## [Required work]
Copy every entry exactly as given, minus the images.

## [Rows]

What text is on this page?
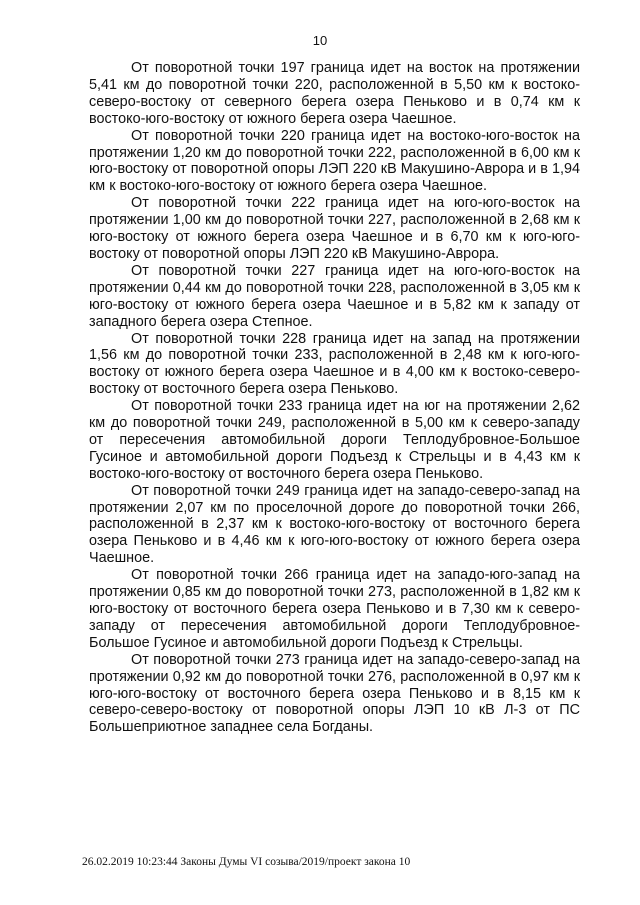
10

От поворотной точки 197 граница идет на восток на протяжении 5,41 км до поворотной точки 220, расположенной в 5,50 км к востоко-северо-востоку от северного берега озера Пеньково и в 0,74 км к востоко-юго-востоку от южного берега озера Чаешное.

От поворотной точки 220 граница идет на востоко-юго-восток на протяжении 1,20 км до поворотной точки 222, расположенной в 6,00 км к юго-востоку от поворотной опоры ЛЭП 220 кВ Макушино-Аврора и в 1,94 км к востоко-юго-востоку от южного берега озера Чаешное.

От поворотной точки 222 граница идет на юго-юго-восток на протяжении 1,00 км до поворотной точки 227, расположенной в 2,68 км к юго-востоку от южного берега озера Чаешное и в 6,70 км к юго-юго-востоку от поворотной опоры ЛЭП 220 кВ Макушино-Аврора.

От поворотной точки 227 граница идет на юго-юго-восток на протяжении 0,44 км до поворотной точки 228, расположенной в 3,05 км к юго-востоку от южного берега озера Чаешное и в 5,82 км к западу от западного берега озера Степное.

От поворотной точки 228 граница идет на запад на протяжении 1,56 км до поворотной точки 233, расположенной в 2,48 км к юго-юго-востоку от южного берега озера Чаешное и в 4,00 км к востоко-северо-востоку от восточного берега озера Пеньково.

От поворотной точки 233 граница идет на юг на протяжении 2,62 км до поворотной точки 249, расположенной в 5,00 км к северо-западу от пересечения автомобильной дороги Теплодубровное-Большое Гусиное и автомобильной дороги Подъезд к Стрельцы и в 4,43 км к востоко-юго-востоку от восточного берега озера Пеньково.

От поворотной точки 249 граница идет на западо-северо-запад на протяжении 2,07 км по проселочной дороге до поворотной точки 266, расположенной в 2,37 км к востоко-юго-востоку от восточного берега озера Пеньково и в 4,46 км к юго-юго-востоку от южного берега озера Чаешное.

От поворотной точки 266 граница идет на западо-юго-запад на протяжении 0,85 км до поворотной точки 273, расположенной в 1,82 км к юго-востоку от восточного берега озера Пеньково и в 7,30 км к северо-западу от пересечения автомобильной дороги Теплодубровное-Большое Гусиное и автомобильной дороги Подъезд к Стрельцы.

От поворотной точки 273 граница идет на западо-северо-запад на протяжении 0,92 км до поворотной точки 276, расположенной в 0,97 км к юго-юго-востоку от восточного берега озера Пеньково и в 8,15 км к северо-северо-востоку от поворотной опоры ЛЭП 10 кВ Л-3 от ПС Большеприютное западнее села Богданы.

26.02.2019 10:23:44 Законы Думы VI созыва/2019/проект закона 10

## [Exercise result]
What text is on this page?
10

От поворотной точки 197 граница идет на восток на протяжении 5,41 км до поворотной точки 220, расположенной в 5,50 км к востоко-северо-востоку от северного берега озера Пеньково и в 0,74 км к востоко-юго-востоку от южного берега озера Чаешное.

От поворотной точки 220 граница идет на востоко-юго-восток на протяжении 1,20 км до поворотной точки 222, расположенной в 6,00 км к юго-востоку от поворотной опоры ЛЭП 220 кВ Макушино-Аврора и в 1,94 км к востоко-юго-востоку от южного берега озера Чаешное.

От поворотной точки 222 граница идет на юго-юго-восток на протяжении 1,00 км до поворотной точки 227, расположенной в 2,68 км к юго-востоку от южного берега озера Чаешное и в 6,70 км к юго-юго-востоку от поворотной опоры ЛЭП 220 кВ Макушино-Аврора.

От поворотной точки 227 граница идет на юго-юго-восток на протяжении 0,44 км до поворотной точки 228, расположенной в 3,05 км к юго-востоку от южного берега озера Чаешное и в 5,82 км к западу от западного берега озера Степное.

От поворотной точки 228 граница идет на запад на протяжении 1,56 км до поворотной точки 233, расположенной в 2,48 км к юго-юго-востоку от южного берега озера Чаешное и в 4,00 км к востоко-северо-востоку от восточного берега озера Пеньково.

От поворотной точки 233 граница идет на юг на протяжении 2,62 км до поворотной точки 249, расположенной в 5,00 км к северо-западу от пересечения автомобильной дороги Теплодубровное-Большое Гусиное и автомобильной дороги Подъезд к Стрельцы и в 4,43 км к востоко-юго-востоку от восточного берега озера Пеньково.

От поворотной точки 249 граница идет на западо-северо-запад на протяжении 2,07 км по проселочной дороге до поворотной точки 266, расположенной в 2,37 км к востоко-юго-востоку от восточного берега озера Пеньково и в 4,46 км к юго-юго-востоку от южного берега озера Чаешное.

От поворотной точки 266 граница идет на западо-юго-запад на протяжении 0,85 км до поворотной точки 273, расположенной в 1,82 км к юго-востоку от восточного берега озера Пеньково и в 7,30 км к северо-западу от пересечения автомобильной дороги Теплодубровное-Большое Гусиное и автомобильной дороги Подъезд к Стрельцы.

От поворотной точки 273 граница идет на западо-северо-запад на протяжении 0,92 км до поворотной точки 276, расположенной в 0,97 км к юго-юго-востоку от восточного берега озера Пеньково и в 8,15 км к северо-северо-востоку от поворотной опоры ЛЭП 10 кВ Л-3 от ПС Большеприютное западнее села Богданы.

26.02.2019 10:23:44 Законы Думы VI созыва/2019/проект закона 10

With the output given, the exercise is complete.